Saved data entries
▼
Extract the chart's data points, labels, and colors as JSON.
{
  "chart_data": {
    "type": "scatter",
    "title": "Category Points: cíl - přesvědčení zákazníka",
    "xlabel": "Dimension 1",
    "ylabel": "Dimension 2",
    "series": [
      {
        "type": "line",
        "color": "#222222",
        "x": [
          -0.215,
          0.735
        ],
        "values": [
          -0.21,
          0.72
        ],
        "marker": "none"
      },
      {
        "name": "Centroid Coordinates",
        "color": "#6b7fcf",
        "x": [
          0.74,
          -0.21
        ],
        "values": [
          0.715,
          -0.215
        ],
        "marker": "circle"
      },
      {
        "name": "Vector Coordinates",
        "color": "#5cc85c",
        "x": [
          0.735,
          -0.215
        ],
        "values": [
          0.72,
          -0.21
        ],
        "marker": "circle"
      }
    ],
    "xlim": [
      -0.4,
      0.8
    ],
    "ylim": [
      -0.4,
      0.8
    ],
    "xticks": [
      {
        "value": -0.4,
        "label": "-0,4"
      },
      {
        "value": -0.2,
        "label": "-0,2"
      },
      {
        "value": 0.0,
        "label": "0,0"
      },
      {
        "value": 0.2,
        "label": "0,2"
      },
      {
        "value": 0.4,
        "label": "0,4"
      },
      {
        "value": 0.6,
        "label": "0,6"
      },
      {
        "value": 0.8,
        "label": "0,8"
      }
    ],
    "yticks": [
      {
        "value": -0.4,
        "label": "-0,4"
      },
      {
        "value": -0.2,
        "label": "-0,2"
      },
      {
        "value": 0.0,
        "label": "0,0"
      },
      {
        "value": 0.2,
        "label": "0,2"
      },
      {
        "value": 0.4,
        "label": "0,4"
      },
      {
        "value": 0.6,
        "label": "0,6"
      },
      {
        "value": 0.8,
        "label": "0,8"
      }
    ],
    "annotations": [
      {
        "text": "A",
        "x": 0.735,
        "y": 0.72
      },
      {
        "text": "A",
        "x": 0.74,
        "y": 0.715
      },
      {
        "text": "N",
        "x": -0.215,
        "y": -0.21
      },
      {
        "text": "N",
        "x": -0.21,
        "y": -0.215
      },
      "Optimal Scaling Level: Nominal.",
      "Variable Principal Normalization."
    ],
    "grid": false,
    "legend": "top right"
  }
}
▲
▶ [Exercise brief]:
Please quote the data above in full, with no line missing.

▶ [Written response]:
Extract the chart's data points, labels, and colors as JSON.
{
  "chart_data": {
    "type": "scatter",
    "title": "Category Points: cíl - přesvědčení zákazníka",
    "xlabel": "Dimension 1",
    "ylabel": "Dimension 2",
    "series": [
      {
        "type": "line",
        "color": "#222222",
        "x": [
          -0.215,
          0.735
        ],
        "values": [
          -0.21,
          0.72
        ],
        "marker": "none"
      },
      {
        "name": "Centroid Coordinates",
        "color": "#6b7fcf",
        "x": [
          0.74,
          -0.21
        ],
        "values": [
          0.715,
          -0.215
        ],
        "marker": "circle"
      },
      {
        "name": "Vector Coordinates",
        "color": "#5cc85c",
        "x": [
          0.735,
          -0.215
        ],
        "values": [
          0.72,
          -0.21
        ],
        "marker": "circle"
      }
    ],
    "xlim": [
      -0.4,
      0.8
    ],
    "ylim": [
      -0.4,
      0.8
    ],
    "xticks": [
      {
        "value": -0.4,
        "label": "-0,4"
      },
      {
        "value": -0.2,
        "label": "-0,2"
      },
      {
        "value": 0.0,
        "label": "0,0"
      },
      {
        "value": 0.2,
        "label": "0,2"
      },
      {
        "value": 0.4,
        "label": "0,4"
      },
      {
        "value": 0.6,
        "label": "0,6"
      },
      {
        "value": 0.8,
        "label": "0,8"
      }
    ],
    "yticks": [
      {
        "value": -0.4,
        "label": "-0,4"
      },
      {
        "value": -0.2,
        "label": "-0,2"
      },
      {
        "value": 0.0,
        "label": "0,0"
      },
      {
        "value": 0.2,
        "label": "0,2"
      },
      {
        "value": 0.4,
        "label": "0,4"
      },
      {
        "value": 0.6,
        "label": "0,6"
      },
      {
        "value": 0.8,
        "label": "0,8"
      }
    ],
    "annotations": [
      {
        "text": "A",
        "x": 0.735,
        "y": 0.72
      },
      {
        "text": "A",
        "x": 0.74,
        "y": 0.715
      },
      {
        "text": "N",
        "x": -0.215,
        "y": -0.21
      },
      {
        "text": "N",
        "x": -0.21,
        "y": -0.215
      },
      "Optimal Scaling Level: Nominal.",
      "Variable Principal Normalization."
    ],
    "grid": false,
    "legend": "top right"
  }
}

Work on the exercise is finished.